### Task brief
Your task is to copy the listing exactly. Drop any pictures from the copy.
-----
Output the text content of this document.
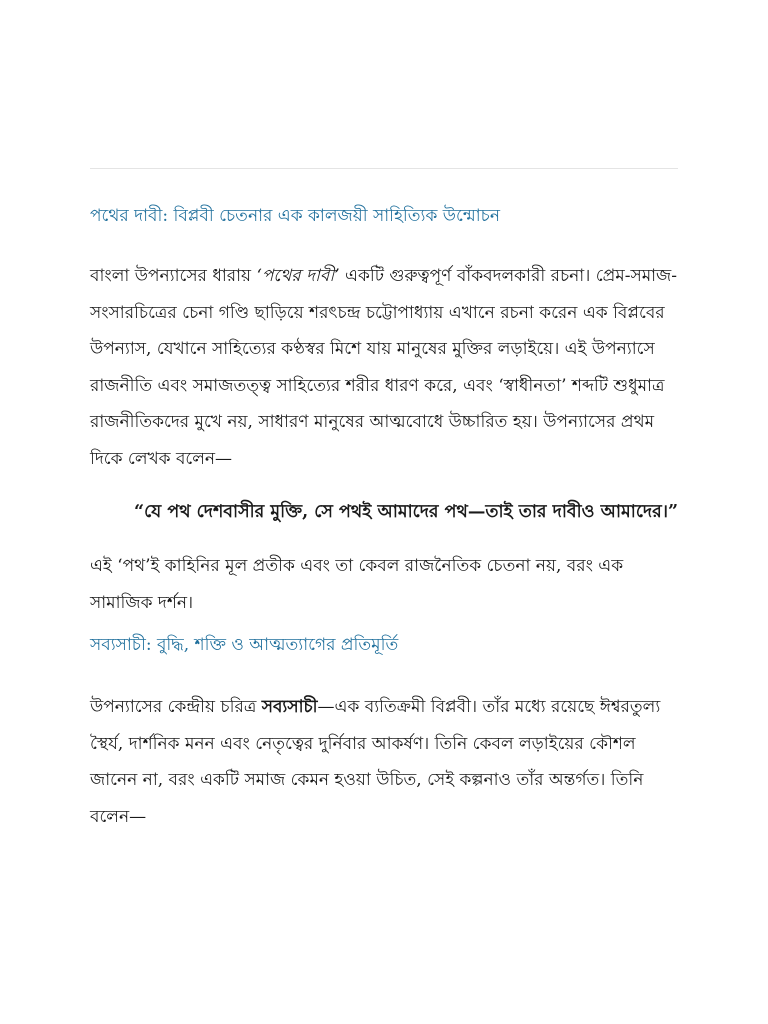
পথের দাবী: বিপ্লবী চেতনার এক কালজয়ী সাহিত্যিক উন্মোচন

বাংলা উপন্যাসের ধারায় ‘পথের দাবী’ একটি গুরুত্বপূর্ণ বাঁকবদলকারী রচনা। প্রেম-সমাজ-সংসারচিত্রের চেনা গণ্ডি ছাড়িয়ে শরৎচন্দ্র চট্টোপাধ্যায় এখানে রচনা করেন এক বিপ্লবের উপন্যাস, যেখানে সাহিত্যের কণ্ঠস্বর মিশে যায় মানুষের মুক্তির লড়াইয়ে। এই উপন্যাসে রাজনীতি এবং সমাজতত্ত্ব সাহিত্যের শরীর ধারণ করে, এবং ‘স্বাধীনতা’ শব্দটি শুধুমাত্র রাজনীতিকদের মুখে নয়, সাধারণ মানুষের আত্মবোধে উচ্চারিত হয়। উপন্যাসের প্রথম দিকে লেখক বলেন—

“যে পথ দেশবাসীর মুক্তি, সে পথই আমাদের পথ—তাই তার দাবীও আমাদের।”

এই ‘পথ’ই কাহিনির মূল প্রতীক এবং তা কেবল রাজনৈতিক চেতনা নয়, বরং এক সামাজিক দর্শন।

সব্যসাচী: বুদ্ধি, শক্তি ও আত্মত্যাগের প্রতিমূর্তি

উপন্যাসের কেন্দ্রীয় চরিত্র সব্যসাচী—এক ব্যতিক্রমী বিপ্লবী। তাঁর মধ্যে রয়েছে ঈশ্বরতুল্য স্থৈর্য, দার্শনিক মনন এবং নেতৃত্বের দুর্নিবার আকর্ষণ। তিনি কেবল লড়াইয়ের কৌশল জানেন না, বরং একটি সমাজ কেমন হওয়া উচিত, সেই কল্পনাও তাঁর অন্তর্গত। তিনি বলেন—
-----
### Task result
Output the text content of this document.
পথের দাবী: বিপ্লবী চেতনার এক কালজয়ী সাহিত্যিক উন্মোচন

বাংলা উপন্যাসের ধারায় ‘পথের দাবী’ একটি গুরুত্বপূর্ণ বাঁকবদলকারী রচনা। প্রেম-সমাজ-সংসারচিত্রের চেনা গণ্ডি ছাড়িয়ে শরৎচন্দ্র চট্টোপাধ্যায় এখানে রচনা করেন এক বিপ্লবের উপন্যাস, যেখানে সাহিত্যের কণ্ঠস্বর মিশে যায় মানুষের মুক্তির লড়াইয়ে। এই উপন্যাসে রাজনীতি এবং সমাজতত্ত্ব সাহিত্যের শরীর ধারণ করে, এবং ‘স্বাধীনতা’ শব্দটি শুধুমাত্র রাজনীতিকদের মুখে নয়, সাধারণ মানুষের আত্মবোধে উচ্চারিত হয়। উপন্যাসের প্রথম দিকে লেখক বলেন—

“যে পথ দেশবাসীর মুক্তি, সে পথই আমাদের পথ—তাই তার দাবীও আমাদের।”

এই ‘পথ’ই কাহিনির মূল প্রতীক এবং তা কেবল রাজনৈতিক চেতনা নয়, বরং এক সামাজিক দর্শন।

সব্যসাচী: বুদ্ধি, শক্তি ও আত্মত্যাগের প্রতিমূর্তি

উপন্যাসের কেন্দ্রীয় চরিত্র সব্যসাচী—এক ব্যতিক্রমী বিপ্লবী। তাঁর মধ্যে রয়েছে ঈশ্বরতুল্য স্থৈর্য, দার্শনিক মনন এবং নেতৃত্বের দুর্নিবার আকর্ষণ। তিনি কেবল লড়াইয়ের কৌশল জানেন না, বরং একটি সমাজ কেমন হওয়া উচিত, সেই কল্পনাও তাঁর অন্তর্গত। তিনি বলেন—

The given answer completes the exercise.